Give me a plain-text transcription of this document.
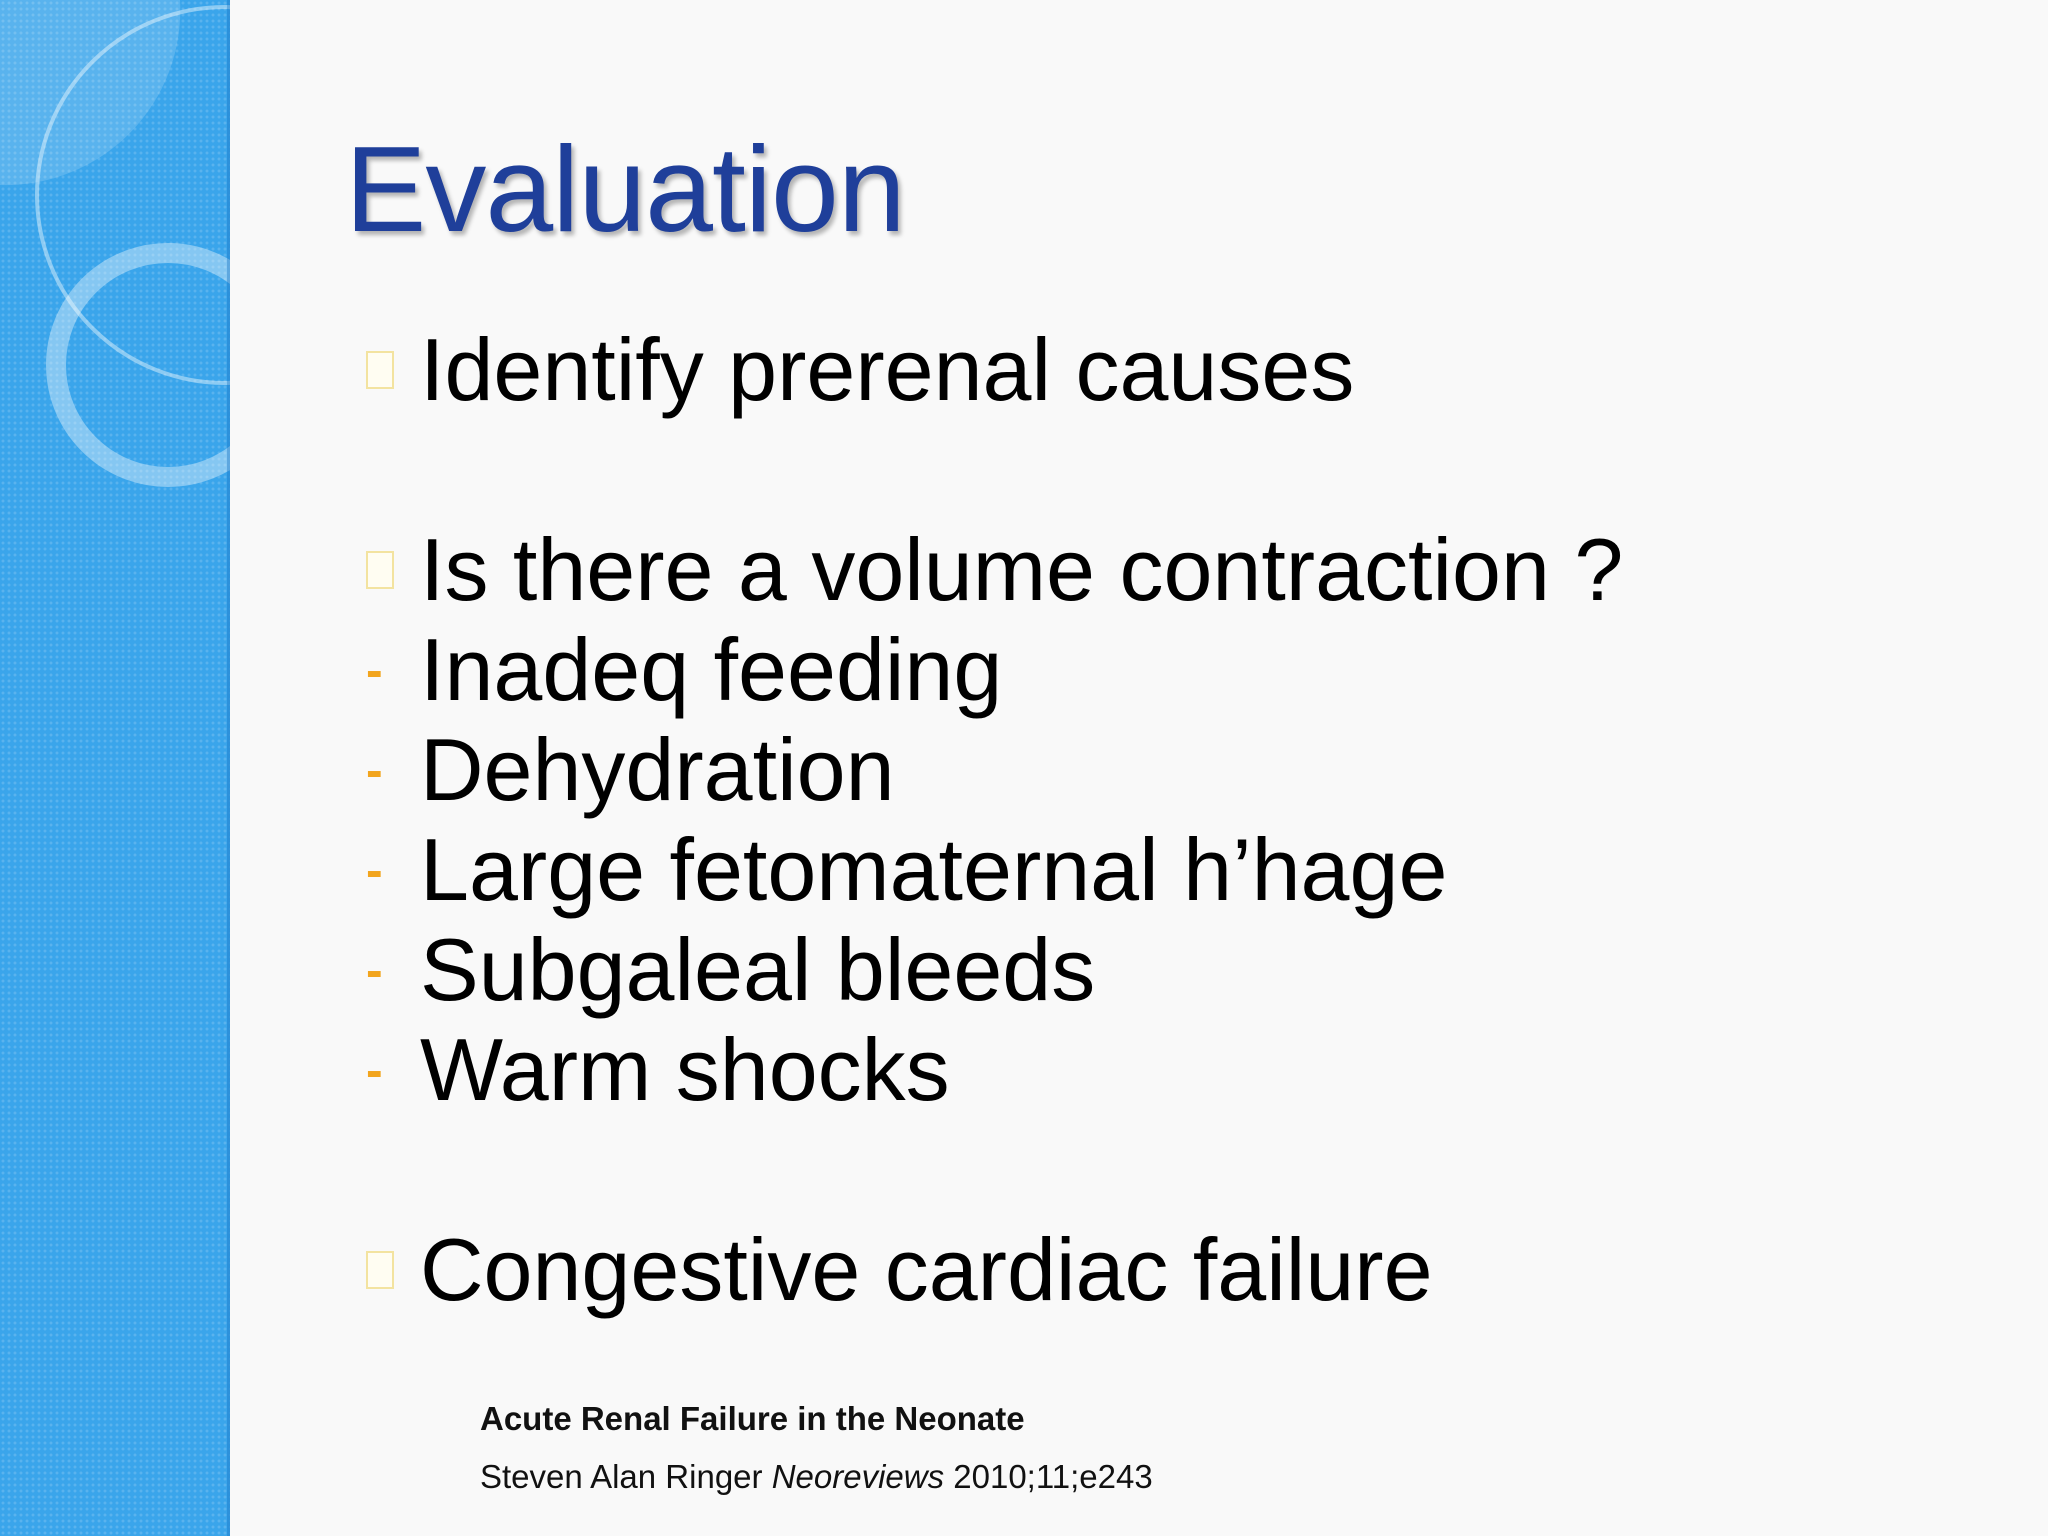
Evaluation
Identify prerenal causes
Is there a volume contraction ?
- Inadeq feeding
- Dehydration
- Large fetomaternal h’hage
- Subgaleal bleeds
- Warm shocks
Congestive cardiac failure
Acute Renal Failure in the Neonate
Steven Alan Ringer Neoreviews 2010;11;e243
++++++++++
Copy the listing word for word, excluding its pictures.

Give me a plain-text transcription of this document.
Evaluation
Identify prerenal causes
Is there a volume contraction ?
- Inadeq feeding
- Dehydration
- Large fetomaternal h’hage
- Subgaleal bleeds
- Warm shocks
Congestive cardiac failure
Acute Renal Failure in the Neonate
Steven Alan Ringer Neoreviews 2010;11;e243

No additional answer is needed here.